Please copy every item below word for word, leaving out the pictures.

- [Provided material]:

--- BEGIN ---

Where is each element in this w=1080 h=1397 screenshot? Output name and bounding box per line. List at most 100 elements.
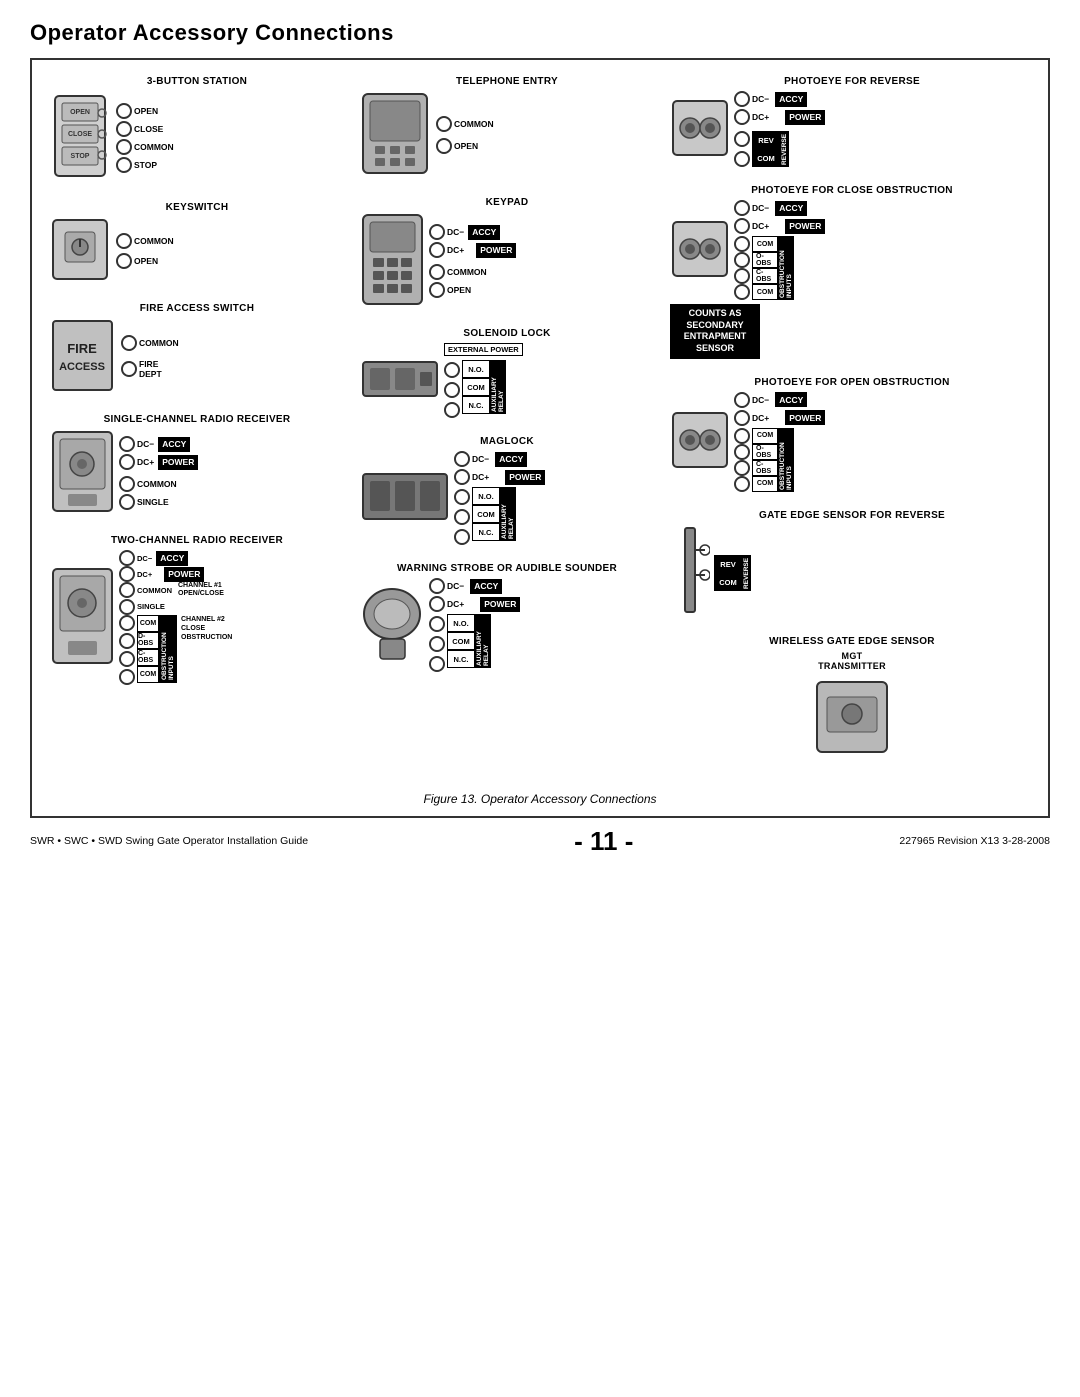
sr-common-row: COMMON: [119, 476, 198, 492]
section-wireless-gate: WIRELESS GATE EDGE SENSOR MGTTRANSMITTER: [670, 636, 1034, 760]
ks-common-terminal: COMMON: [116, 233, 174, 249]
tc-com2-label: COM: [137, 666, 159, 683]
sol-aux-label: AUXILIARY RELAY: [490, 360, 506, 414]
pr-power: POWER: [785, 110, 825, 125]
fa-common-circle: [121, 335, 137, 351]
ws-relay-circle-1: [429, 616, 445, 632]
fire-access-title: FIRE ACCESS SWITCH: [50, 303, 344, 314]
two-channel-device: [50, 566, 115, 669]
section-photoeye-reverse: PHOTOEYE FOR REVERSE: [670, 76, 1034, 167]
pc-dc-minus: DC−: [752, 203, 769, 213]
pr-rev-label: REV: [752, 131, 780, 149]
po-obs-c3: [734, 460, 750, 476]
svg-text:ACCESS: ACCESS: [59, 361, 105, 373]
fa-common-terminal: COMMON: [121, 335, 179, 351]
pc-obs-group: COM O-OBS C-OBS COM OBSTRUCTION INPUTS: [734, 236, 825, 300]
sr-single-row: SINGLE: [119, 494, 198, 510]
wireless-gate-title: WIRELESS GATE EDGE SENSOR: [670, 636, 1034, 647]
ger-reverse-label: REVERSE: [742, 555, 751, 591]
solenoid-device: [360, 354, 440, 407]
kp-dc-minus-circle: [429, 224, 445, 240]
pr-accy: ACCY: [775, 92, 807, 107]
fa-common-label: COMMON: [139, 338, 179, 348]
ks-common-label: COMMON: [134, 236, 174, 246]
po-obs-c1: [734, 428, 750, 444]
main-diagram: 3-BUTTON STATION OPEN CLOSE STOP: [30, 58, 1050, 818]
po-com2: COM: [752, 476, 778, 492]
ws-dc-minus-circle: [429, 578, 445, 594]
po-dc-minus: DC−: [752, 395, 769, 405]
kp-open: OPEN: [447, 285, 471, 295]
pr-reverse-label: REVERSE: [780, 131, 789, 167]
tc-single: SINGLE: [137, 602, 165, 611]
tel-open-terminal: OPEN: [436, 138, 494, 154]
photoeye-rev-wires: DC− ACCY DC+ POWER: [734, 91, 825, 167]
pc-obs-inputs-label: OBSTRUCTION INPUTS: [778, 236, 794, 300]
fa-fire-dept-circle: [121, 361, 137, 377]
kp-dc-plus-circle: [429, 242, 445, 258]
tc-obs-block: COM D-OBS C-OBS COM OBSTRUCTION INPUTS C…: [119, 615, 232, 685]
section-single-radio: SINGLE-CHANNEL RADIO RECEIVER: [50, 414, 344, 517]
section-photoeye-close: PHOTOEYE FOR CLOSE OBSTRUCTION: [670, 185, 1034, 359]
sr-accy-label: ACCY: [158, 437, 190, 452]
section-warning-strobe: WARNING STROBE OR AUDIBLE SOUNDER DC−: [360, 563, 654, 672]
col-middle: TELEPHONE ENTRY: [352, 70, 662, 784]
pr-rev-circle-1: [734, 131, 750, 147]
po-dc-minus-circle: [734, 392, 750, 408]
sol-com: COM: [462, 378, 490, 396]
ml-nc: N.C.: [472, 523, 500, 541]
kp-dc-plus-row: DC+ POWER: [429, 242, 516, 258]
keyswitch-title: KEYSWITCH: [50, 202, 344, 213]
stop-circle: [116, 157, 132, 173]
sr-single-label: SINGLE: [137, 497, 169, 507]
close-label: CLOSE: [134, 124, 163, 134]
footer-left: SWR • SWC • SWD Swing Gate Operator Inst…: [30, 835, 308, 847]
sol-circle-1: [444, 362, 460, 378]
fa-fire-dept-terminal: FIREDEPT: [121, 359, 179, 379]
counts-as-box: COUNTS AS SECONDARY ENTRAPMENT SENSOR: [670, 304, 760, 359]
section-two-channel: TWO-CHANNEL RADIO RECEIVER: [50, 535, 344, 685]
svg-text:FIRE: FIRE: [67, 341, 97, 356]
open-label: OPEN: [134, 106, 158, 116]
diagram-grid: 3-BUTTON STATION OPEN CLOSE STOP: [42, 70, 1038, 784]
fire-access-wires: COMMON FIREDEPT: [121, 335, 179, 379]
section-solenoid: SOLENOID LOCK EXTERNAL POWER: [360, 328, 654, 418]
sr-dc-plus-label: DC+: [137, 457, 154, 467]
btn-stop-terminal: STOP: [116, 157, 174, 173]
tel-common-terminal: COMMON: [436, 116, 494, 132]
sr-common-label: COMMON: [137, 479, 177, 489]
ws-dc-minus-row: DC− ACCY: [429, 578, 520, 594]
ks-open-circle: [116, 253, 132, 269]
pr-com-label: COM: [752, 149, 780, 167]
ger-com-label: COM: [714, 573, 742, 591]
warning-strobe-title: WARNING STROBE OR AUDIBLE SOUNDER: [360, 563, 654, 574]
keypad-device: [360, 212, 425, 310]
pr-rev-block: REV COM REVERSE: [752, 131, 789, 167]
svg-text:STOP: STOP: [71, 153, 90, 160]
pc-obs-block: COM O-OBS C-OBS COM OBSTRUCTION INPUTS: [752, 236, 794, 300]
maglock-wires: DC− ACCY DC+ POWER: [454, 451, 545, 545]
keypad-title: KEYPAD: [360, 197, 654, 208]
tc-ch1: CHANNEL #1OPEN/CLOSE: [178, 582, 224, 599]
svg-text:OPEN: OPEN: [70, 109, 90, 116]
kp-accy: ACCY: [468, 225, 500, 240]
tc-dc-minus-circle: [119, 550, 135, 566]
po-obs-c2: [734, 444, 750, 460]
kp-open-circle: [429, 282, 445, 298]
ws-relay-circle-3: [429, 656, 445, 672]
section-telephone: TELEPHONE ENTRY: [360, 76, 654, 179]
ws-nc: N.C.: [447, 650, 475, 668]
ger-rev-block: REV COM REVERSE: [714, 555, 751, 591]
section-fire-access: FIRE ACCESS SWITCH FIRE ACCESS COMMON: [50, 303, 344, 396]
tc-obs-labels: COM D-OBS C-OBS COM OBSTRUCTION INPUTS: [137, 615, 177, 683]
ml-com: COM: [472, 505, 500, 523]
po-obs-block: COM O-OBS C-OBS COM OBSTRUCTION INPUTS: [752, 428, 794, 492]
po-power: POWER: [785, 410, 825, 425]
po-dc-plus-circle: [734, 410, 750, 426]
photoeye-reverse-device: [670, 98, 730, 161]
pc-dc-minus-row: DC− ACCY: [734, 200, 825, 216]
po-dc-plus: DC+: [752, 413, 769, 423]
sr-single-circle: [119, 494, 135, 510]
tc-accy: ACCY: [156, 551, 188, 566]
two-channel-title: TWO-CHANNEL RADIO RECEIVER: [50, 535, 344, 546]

--- END ---

- [Solution to this task]:
Where is each element in this w=1080 h=1397 screenshot? Output name and bounding box per line. List at most 100 elements.
sr-common-row: COMMON: [119, 476, 198, 492]
section-wireless-gate: WIRELESS GATE EDGE SENSOR MGTTRANSMITTER: [670, 636, 1034, 760]
ks-common-terminal: COMMON: [116, 233, 174, 249]
tc-com2-label: COM: [137, 666, 159, 683]
sol-aux-label: AUXILIARY RELAY: [490, 360, 506, 414]
pr-power: POWER: [785, 110, 825, 125]
fa-common-circle: [121, 335, 137, 351]
ws-relay-circle-1: [429, 616, 445, 632]
fire-access-title: FIRE ACCESS SWITCH: [50, 303, 344, 314]
two-channel-device: [50, 566, 115, 669]
section-photoeye-reverse: PHOTOEYE FOR REVERSE: [670, 76, 1034, 167]
pc-dc-minus: DC−: [752, 203, 769, 213]
pr-rev-label: REV: [752, 131, 780, 149]
po-obs-c3: [734, 460, 750, 476]
svg-text:ACCESS: ACCESS: [59, 361, 105, 373]
fa-common-terminal: COMMON: [121, 335, 179, 351]
pc-obs-group: COM O-OBS C-OBS COM OBSTRUCTION INPUTS: [734, 236, 825, 300]
sr-single-row: SINGLE: [119, 494, 198, 510]
wireless-gate-title: WIRELESS GATE EDGE SENSOR: [670, 636, 1034, 647]
ger-reverse-label: REVERSE: [742, 555, 751, 591]
solenoid-device: [360, 354, 440, 407]
kp-dc-minus-circle: [429, 224, 445, 240]
pr-accy: ACCY: [775, 92, 807, 107]
fa-common-label: COMMON: [139, 338, 179, 348]
ks-common-label: COMMON: [134, 236, 174, 246]
po-obs-c1: [734, 428, 750, 444]
main-diagram: 3-BUTTON STATION OPEN CLOSE STOP: [30, 58, 1050, 818]
po-com2: COM: [752, 476, 778, 492]
ws-dc-minus-circle: [429, 578, 445, 594]
po-dc-minus: DC−: [752, 395, 769, 405]
kp-open: OPEN: [447, 285, 471, 295]
pr-reverse-label: REVERSE: [780, 131, 789, 167]
tc-single: SINGLE: [137, 602, 165, 611]
tel-open-terminal: OPEN: [436, 138, 494, 154]
photoeye-rev-wires: DC− ACCY DC+ POWER: [734, 91, 825, 167]
pc-obs-inputs-label: OBSTRUCTION INPUTS: [778, 236, 794, 300]
fa-fire-dept-circle: [121, 361, 137, 377]
kp-dc-plus-circle: [429, 242, 445, 258]
tc-obs-block: COM D-OBS C-OBS COM OBSTRUCTION INPUTS C…: [119, 615, 232, 685]
section-single-radio: SINGLE-CHANNEL RADIO RECEIVER: [50, 414, 344, 517]
section-photoeye-close: PHOTOEYE FOR CLOSE OBSTRUCTION: [670, 185, 1034, 359]
sr-accy-label: ACCY: [158, 437, 190, 452]
section-warning-strobe: WARNING STROBE OR AUDIBLE SOUNDER DC−: [360, 563, 654, 672]
col-middle: TELEPHONE ENTRY: [352, 70, 662, 784]
pr-rev-circle-1: [734, 131, 750, 147]
po-dc-minus-circle: [734, 392, 750, 408]
sol-com: COM: [462, 378, 490, 396]
ml-nc: N.C.: [472, 523, 500, 541]
kp-dc-plus-row: DC+ POWER: [429, 242, 516, 258]
keyswitch-title: KEYSWITCH: [50, 202, 344, 213]
stop-circle: [116, 157, 132, 173]
sr-single-label: SINGLE: [137, 497, 169, 507]
close-label: CLOSE: [134, 124, 163, 134]
footer-left: SWR • SWC • SWD Swing Gate Operator Inst…: [30, 835, 308, 847]
sol-circle-1: [444, 362, 460, 378]
fa-fire-dept-terminal: FIREDEPT: [121, 359, 179, 379]
counts-as-box: COUNTS AS SECONDARY ENTRAPMENT SENSOR: [670, 304, 760, 359]
section-two-channel: TWO-CHANNEL RADIO RECEIVER: [50, 535, 344, 685]
svg-text:FIRE: FIRE: [67, 341, 97, 356]
open-label: OPEN: [134, 106, 158, 116]
diagram-grid: 3-BUTTON STATION OPEN CLOSE STOP: [42, 70, 1038, 784]
fire-access-wires: COMMON FIREDEPT: [121, 335, 179, 379]
section-solenoid: SOLENOID LOCK EXTERNAL POWER: [360, 328, 654, 418]
sr-dc-plus-label: DC+: [137, 457, 154, 467]
btn-stop-terminal: STOP: [116, 157, 174, 173]
tel-common-terminal: COMMON: [436, 116, 494, 132]
sr-common-label: COMMON: [137, 479, 177, 489]
ws-dc-minus-row: DC− ACCY: [429, 578, 520, 594]
ks-open-circle: [116, 253, 132, 269]
pr-com-label: COM: [752, 149, 780, 167]
ger-com-label: COM: [714, 573, 742, 591]
warning-strobe-title: WARNING STROBE OR AUDIBLE SOUNDER: [360, 563, 654, 574]
keypad-device: [360, 212, 425, 310]
pr-rev-block: REV COM REVERSE: [752, 131, 789, 167]
svg-text:STOP: STOP: [71, 153, 90, 160]
pc-obs-block: COM O-OBS C-OBS COM OBSTRUCTION INPUTS: [752, 236, 794, 300]
maglock-wires: DC− ACCY DC+ POWER: [454, 451, 545, 545]
keypad-title: KEYPAD: [360, 197, 654, 208]
tc-ch1: CHANNEL #1OPEN/CLOSE: [178, 582, 224, 599]
svg-text:OPEN: OPEN: [70, 109, 90, 116]
kp-accy: ACCY: [468, 225, 500, 240]
tc-dc-minus-circle: [119, 550, 135, 566]
po-obs-c2: [734, 444, 750, 460]
kp-open-circle: [429, 282, 445, 298]
ws-relay-circle-3: [429, 656, 445, 672]
section-telephone: TELEPHONE ENTRY: [360, 76, 654, 179]
ws-nc: N.C.: [447, 650, 475, 668]
ger-rev-block: REV COM REVERSE: [714, 555, 751, 591]
section-fire-access: FIRE ACCESS SWITCH FIRE ACCESS COMMON: [50, 303, 344, 396]
tc-obs-labels: COM D-OBS C-OBS COM OBSTRUCTION INPUTS: [137, 615, 177, 683]
ml-com: COM: [472, 505, 500, 523]
po-obs-block: COM O-OBS C-OBS COM OBSTRUCTION INPUTS: [752, 428, 794, 492]
po-power: POWER: [785, 410, 825, 425]
po-dc-plus-circle: [734, 410, 750, 426]
photoeye-reverse-device: [670, 98, 730, 161]
pc-dc-minus-row: DC− ACCY: [734, 200, 825, 216]
po-dc-plus: DC+: [752, 413, 769, 423]
sr-single-circle: [119, 494, 135, 510]
tc-accy: ACCY: [156, 551, 188, 566]
two-channel-title: TWO-CHANNEL RADIO RECEIVER: [50, 535, 344, 546]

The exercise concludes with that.